Take the material and output all of it exactly.

::::

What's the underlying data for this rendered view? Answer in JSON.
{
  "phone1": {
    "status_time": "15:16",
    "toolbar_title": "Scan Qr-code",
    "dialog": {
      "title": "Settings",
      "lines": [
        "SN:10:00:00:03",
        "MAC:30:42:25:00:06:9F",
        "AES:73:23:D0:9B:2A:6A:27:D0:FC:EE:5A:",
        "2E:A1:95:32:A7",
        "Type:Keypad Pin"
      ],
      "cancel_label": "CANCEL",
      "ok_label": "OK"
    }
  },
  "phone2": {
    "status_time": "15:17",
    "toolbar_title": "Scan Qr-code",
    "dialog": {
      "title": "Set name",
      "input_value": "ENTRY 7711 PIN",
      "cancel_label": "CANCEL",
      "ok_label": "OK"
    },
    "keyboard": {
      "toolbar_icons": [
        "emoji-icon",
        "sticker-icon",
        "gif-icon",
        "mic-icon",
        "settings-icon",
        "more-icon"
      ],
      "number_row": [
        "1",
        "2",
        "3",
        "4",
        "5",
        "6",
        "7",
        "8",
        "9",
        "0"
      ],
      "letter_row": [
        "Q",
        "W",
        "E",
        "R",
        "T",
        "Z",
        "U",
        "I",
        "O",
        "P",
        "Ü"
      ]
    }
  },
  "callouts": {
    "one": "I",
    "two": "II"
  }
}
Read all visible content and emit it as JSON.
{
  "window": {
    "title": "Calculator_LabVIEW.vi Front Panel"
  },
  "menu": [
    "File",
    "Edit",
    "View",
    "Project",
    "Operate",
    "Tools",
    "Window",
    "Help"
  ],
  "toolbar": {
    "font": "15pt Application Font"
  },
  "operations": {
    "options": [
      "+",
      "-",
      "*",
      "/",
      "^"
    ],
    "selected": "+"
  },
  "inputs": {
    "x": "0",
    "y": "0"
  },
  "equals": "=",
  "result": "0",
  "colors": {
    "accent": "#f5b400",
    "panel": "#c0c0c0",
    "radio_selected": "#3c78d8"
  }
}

::::

Task output:
What's the underlying data for this rendered view? Answer in JSON.
{
  "phone1": {
    "status_time": "15:16",
    "toolbar_title": "Scan Qr-code",
    "dialog": {
      "title": "Settings",
      "lines": [
        "SN:10:00:00:03",
        "MAC:30:42:25:00:06:9F",
        "AES:73:23:D0:9B:2A:6A:27:D0:FC:EE:5A:",
        "2E:A1:95:32:A7",
        "Type:Keypad Pin"
      ],
      "cancel_label": "CANCEL",
      "ok_label": "OK"
    }
  },
  "phone2": {
    "status_time": "15:17",
    "toolbar_title": "Scan Qr-code",
    "dialog": {
      "title": "Set name",
      "input_value": "ENTRY 7711 PIN",
      "cancel_label": "CANCEL",
      "ok_label": "OK"
    },
    "keyboard": {
      "toolbar_icons": [
        "emoji-icon",
        "sticker-icon",
        "gif-icon",
        "mic-icon",
        "settings-icon",
        "more-icon"
      ],
      "number_row": [
        "1",
        "2",
        "3",
        "4",
        "5",
        "6",
        "7",
        "8",
        "9",
        "0"
      ],
      "letter_row": [
        "Q",
        "W",
        "E",
        "R",
        "T",
        "Z",
        "U",
        "I",
        "O",
        "P",
        "Ü"
      ]
    }
  },
  "callouts": {
    "one": "I",
    "two": "II"
  }
}
Read all visible content and emit it as JSON.
{
  "window": {
    "title": "Calculator_LabVIEW.vi Front Panel"
  },
  "menu": [
    "File",
    "Edit",
    "View",
    "Project",
    "Operate",
    "Tools",
    "Window",
    "Help"
  ],
  "toolbar": {
    "font": "15pt Application Font"
  },
  "operations": {
    "options": [
      "+",
      "-",
      "*",
      "/",
      "^"
    ],
    "selected": "+"
  },
  "inputs": {
    "x": "0",
    "y": "0"
  },
  "equals": "=",
  "result": "0",
  "colors": {
    "accent": "#f5b400",
    "panel": "#c0c0c0",
    "radio_selected": "#3c78d8"
  }
}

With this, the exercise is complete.